» Goal of the exercise
Give the listing below again in full, exactly as written.

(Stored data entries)

((

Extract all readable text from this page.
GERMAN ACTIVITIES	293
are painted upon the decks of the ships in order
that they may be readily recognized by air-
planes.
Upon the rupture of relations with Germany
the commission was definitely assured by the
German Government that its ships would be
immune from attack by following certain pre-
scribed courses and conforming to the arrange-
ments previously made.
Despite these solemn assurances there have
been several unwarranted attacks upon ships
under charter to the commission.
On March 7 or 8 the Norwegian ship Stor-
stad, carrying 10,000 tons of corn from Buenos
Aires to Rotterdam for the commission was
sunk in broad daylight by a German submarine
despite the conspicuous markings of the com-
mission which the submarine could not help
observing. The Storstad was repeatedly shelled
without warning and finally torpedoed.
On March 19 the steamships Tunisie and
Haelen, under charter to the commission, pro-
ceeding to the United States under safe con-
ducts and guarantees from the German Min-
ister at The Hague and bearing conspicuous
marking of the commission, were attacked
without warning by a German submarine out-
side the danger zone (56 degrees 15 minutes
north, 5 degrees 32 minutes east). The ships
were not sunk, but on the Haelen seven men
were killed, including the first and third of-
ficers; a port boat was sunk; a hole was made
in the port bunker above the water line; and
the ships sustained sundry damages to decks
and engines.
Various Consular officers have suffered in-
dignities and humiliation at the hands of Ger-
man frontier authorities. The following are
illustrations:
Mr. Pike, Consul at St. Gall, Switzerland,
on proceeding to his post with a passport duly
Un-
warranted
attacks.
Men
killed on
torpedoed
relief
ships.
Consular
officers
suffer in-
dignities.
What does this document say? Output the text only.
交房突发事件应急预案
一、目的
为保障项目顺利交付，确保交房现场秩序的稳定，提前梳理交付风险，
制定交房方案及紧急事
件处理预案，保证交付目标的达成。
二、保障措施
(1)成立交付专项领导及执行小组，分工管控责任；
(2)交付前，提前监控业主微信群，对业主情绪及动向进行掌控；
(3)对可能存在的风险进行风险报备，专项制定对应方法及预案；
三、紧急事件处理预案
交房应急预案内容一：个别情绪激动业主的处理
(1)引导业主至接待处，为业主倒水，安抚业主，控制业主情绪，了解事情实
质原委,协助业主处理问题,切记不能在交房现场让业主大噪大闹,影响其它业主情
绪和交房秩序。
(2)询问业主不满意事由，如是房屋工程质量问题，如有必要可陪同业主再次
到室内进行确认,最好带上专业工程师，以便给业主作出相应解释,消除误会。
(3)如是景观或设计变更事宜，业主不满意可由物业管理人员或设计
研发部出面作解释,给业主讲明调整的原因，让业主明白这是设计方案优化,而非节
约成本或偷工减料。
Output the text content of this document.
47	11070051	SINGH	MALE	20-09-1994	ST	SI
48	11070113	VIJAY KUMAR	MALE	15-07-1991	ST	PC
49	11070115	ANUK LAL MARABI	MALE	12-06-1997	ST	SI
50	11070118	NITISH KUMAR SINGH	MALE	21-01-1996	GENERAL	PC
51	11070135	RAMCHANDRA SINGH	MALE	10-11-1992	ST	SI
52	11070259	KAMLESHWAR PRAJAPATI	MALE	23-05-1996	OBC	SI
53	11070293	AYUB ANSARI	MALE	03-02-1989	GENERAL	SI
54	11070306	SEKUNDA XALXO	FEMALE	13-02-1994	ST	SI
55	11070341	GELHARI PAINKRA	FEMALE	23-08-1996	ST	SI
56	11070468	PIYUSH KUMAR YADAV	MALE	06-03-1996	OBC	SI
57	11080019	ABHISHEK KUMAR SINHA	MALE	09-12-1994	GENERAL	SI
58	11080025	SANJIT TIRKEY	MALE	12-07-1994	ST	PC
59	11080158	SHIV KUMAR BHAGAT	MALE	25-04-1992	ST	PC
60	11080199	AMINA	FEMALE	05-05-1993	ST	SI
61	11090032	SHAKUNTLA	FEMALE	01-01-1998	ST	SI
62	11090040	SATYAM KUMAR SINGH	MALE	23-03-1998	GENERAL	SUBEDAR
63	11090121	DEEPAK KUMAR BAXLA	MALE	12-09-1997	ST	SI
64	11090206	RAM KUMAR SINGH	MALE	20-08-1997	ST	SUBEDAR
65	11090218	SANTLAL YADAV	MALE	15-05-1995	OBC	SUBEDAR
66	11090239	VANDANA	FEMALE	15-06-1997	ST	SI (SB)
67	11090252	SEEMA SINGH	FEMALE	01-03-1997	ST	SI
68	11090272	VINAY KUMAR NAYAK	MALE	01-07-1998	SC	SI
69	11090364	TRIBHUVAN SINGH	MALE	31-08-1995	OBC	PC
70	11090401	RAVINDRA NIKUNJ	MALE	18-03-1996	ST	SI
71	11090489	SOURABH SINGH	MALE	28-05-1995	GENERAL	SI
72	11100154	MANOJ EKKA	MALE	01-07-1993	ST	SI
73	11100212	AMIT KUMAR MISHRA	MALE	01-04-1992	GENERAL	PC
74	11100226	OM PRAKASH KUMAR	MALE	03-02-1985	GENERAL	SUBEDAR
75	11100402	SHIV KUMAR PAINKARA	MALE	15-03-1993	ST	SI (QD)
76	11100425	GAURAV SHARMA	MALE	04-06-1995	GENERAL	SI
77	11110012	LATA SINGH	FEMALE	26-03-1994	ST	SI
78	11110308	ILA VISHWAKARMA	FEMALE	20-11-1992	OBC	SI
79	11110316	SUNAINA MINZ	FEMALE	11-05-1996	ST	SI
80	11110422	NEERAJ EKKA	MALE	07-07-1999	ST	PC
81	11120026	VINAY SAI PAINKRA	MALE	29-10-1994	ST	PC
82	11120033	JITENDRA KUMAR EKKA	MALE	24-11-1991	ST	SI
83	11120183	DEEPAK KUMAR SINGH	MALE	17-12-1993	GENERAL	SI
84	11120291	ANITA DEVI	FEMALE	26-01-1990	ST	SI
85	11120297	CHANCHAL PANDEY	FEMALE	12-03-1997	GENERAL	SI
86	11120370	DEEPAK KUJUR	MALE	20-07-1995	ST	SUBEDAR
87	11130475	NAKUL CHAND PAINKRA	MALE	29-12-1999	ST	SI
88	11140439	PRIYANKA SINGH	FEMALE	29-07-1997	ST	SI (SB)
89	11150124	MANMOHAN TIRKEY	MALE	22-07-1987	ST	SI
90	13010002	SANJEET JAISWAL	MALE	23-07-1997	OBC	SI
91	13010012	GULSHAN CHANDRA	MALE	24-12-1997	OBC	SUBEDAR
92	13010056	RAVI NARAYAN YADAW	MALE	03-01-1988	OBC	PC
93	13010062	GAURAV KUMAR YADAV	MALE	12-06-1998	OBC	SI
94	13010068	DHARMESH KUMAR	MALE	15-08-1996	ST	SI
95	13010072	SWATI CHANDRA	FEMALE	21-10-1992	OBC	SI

))

» Written solution
Extract all readable text from this page.
GERMAN ACTIVITIES	293
are painted upon the decks of the ships in order
that they may be readily recognized by air-
planes.
Upon the rupture of relations with Germany
the commission was definitely assured by the
German Government that its ships would be
immune from attack by following certain pre-
scribed courses and conforming to the arrange-
ments previously made.
Despite these solemn assurances there have
been several unwarranted attacks upon ships
under charter to the commission.
On March 7 or 8 the Norwegian ship Stor-
stad, carrying 10,000 tons of corn from Buenos
Aires to Rotterdam for the commission was
sunk in broad daylight by a German submarine
despite the conspicuous markings of the com-
mission which the submarine could not help
observing. The Storstad was repeatedly shelled
without warning and finally torpedoed.
On March 19 the steamships Tunisie and
Haelen, under charter to the commission, pro-
ceeding to the United States under safe con-
ducts and guarantees from the German Min-
ister at The Hague and bearing conspicuous
marking of the commission, were attacked
without warning by a German submarine out-
side the danger zone (56 degrees 15 minutes
north, 5 degrees 32 minutes east). The ships
were not sunk, but on the Haelen seven men
were killed, including the first and third of-
ficers; a port boat was sunk; a hole was made
in the port bunker above the water line; and
the ships sustained sundry damages to decks
and engines.
Various Consular officers have suffered in-
dignities and humiliation at the hands of Ger-
man frontier authorities. The following are
illustrations:
Mr. Pike, Consul at St. Gall, Switzerland,
on proceeding to his post with a passport duly
Un-
warranted
attacks.
Men
killed on
torpedoed
relief
ships.
Consular
officers
suffer in-
dignities.
What does this document say? Output the text only.
交房突发事件应急预案
一、目的
为保障项目顺利交付，确保交房现场秩序的稳定，提前梳理交付风险，
制定交房方案及紧急事
件处理预案，保证交付目标的达成。
二、保障措施
(1)成立交付专项领导及执行小组，分工管控责任；
(2)交付前，提前监控业主微信群，对业主情绪及动向进行掌控；
(3)对可能存在的风险进行风险报备，专项制定对应方法及预案；
三、紧急事件处理预案
交房应急预案内容一：个别情绪激动业主的处理
(1)引导业主至接待处，为业主倒水，安抚业主，控制业主情绪，了解事情实
质原委,协助业主处理问题,切记不能在交房现场让业主大噪大闹,影响其它业主情
绪和交房秩序。
(2)询问业主不满意事由，如是房屋工程质量问题，如有必要可陪同业主再次
到室内进行确认,最好带上专业工程师，以便给业主作出相应解释,消除误会。
(3)如是景观或设计变更事宜，业主不满意可由物业管理人员或设计
研发部出面作解释,给业主讲明调整的原因，让业主明白这是设计方案优化,而非节
约成本或偷工减料。
Output the text content of this document.
47	11070051	SINGH	MALE	20-09-1994	ST	SI
48	11070113	VIJAY KUMAR	MALE	15-07-1991	ST	PC
49	11070115	ANUK LAL MARABI	MALE	12-06-1997	ST	SI
50	11070118	NITISH KUMAR SINGH	MALE	21-01-1996	GENERAL	PC
51	11070135	RAMCHANDRA SINGH	MALE	10-11-1992	ST	SI
52	11070259	KAMLESHWAR PRAJAPATI	MALE	23-05-1996	OBC	SI
53	11070293	AYUB ANSARI	MALE	03-02-1989	GENERAL	SI
54	11070306	SEKUNDA XALXO	FEMALE	13-02-1994	ST	SI
55	11070341	GELHARI PAINKRA	FEMALE	23-08-1996	ST	SI
56	11070468	PIYUSH KUMAR YADAV	MALE	06-03-1996	OBC	SI
57	11080019	ABHISHEK KUMAR SINHA	MALE	09-12-1994	GENERAL	SI
58	11080025	SANJIT TIRKEY	MALE	12-07-1994	ST	PC
59	11080158	SHIV KUMAR BHAGAT	MALE	25-04-1992	ST	PC
60	11080199	AMINA	FEMALE	05-05-1993	ST	SI
61	11090032	SHAKUNTLA	FEMALE	01-01-1998	ST	SI
62	11090040	SATYAM KUMAR SINGH	MALE	23-03-1998	GENERAL	SUBEDAR
63	11090121	DEEPAK KUMAR BAXLA	MALE	12-09-1997	ST	SI
64	11090206	RAM KUMAR SINGH	MALE	20-08-1997	ST	SUBEDAR
65	11090218	SANTLAL YADAV	MALE	15-05-1995	OBC	SUBEDAR
66	11090239	VANDANA	FEMALE	15-06-1997	ST	SI (SB)
67	11090252	SEEMA SINGH	FEMALE	01-03-1997	ST	SI
68	11090272	VINAY KUMAR NAYAK	MALE	01-07-1998	SC	SI
69	11090364	TRIBHUVAN SINGH	MALE	31-08-1995	OBC	PC
70	11090401	RAVINDRA NIKUNJ	MALE	18-03-1996	ST	SI
71	11090489	SOURABH SINGH	MALE	28-05-1995	GENERAL	SI
72	11100154	MANOJ EKKA	MALE	01-07-1993	ST	SI
73	11100212	AMIT KUMAR MISHRA	MALE	01-04-1992	GENERAL	PC
74	11100226	OM PRAKASH KUMAR	MALE	03-02-1985	GENERAL	SUBEDAR
75	11100402	SHIV KUMAR PAINKARA	MALE	15-03-1993	ST	SI (QD)
76	11100425	GAURAV SHARMA	MALE	04-06-1995	GENERAL	SI
77	11110012	LATA SINGH	FEMALE	26-03-1994	ST	SI
78	11110308	ILA VISHWAKARMA	FEMALE	20-11-1992	OBC	SI
79	11110316	SUNAINA MINZ	FEMALE	11-05-1996	ST	SI
80	11110422	NEERAJ EKKA	MALE	07-07-1999	ST	PC
81	11120026	VINAY SAI PAINKRA	MALE	29-10-1994	ST	PC
82	11120033	JITENDRA KUMAR EKKA	MALE	24-11-1991	ST	SI
83	11120183	DEEPAK KUMAR SINGH	MALE	17-12-1993	GENERAL	SI
84	11120291	ANITA DEVI	FEMALE	26-01-1990	ST	SI
85	11120297	CHANCHAL PANDEY	FEMALE	12-03-1997	GENERAL	SI
86	11120370	DEEPAK KUJUR	MALE	20-07-1995	ST	SUBEDAR
87	11130475	NAKUL CHAND PAINKRA	MALE	29-12-1999	ST	SI
88	11140439	PRIYANKA SINGH	FEMALE	29-07-1997	ST	SI (SB)
89	11150124	MANMOHAN TIRKEY	MALE	22-07-1987	ST	SI
90	13010002	SANJEET JAISWAL	MALE	23-07-1997	OBC	SI
91	13010012	GULSHAN CHANDRA	MALE	24-12-1997	OBC	SUBEDAR
92	13010056	RAVI NARAYAN YADAW	MALE	03-01-1988	OBC	PC
93	13010062	GAURAV KUMAR YADAV	MALE	12-06-1998	OBC	SI
94	13010068	DHARMESH KUMAR	MALE	15-08-1996	ST	SI
95	13010072	SWATI CHANDRA	FEMALE	21-10-1992	OBC	SI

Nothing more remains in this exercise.